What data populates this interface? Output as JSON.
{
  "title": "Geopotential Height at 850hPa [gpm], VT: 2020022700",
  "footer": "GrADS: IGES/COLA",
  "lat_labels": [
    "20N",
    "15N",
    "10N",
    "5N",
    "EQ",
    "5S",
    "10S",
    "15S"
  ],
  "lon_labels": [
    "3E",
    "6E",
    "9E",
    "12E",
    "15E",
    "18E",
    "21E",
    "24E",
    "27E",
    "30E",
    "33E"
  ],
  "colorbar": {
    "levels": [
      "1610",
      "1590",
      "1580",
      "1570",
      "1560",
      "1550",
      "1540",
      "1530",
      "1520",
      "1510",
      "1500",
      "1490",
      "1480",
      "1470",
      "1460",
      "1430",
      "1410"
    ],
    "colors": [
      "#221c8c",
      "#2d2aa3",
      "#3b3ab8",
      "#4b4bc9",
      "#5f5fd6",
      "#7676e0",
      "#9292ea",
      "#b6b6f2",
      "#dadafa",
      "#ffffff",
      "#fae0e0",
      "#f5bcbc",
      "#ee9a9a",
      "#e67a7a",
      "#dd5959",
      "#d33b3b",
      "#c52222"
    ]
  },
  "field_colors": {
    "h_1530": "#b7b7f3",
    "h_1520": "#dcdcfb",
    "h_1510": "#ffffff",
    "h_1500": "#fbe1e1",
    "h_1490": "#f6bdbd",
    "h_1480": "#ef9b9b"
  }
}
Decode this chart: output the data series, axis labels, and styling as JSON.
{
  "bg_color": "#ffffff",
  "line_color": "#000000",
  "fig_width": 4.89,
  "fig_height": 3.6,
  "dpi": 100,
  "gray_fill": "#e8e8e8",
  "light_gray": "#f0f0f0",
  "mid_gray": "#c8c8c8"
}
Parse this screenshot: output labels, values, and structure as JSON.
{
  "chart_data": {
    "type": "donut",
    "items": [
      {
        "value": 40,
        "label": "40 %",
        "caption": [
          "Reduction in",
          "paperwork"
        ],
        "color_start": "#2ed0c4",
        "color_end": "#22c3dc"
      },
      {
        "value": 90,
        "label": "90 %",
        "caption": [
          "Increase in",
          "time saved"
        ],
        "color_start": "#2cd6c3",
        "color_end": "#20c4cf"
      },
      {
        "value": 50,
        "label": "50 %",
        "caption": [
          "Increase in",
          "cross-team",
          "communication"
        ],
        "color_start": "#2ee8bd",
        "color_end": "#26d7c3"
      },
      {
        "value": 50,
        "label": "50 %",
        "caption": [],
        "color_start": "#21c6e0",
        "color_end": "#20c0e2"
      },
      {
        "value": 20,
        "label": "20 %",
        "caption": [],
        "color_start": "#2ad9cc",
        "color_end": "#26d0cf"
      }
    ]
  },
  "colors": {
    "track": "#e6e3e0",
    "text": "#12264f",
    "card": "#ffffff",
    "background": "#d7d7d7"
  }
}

- - -

* GOAL *
Find "JSON". Copy every line it occurs in.

* SOLUTION *
What data populates this interface? Output as JSON.
Decode this chart: output the data series, axis labels, and styling as JSON.
Parse this screenshot: output labels, values, and structure as JSON.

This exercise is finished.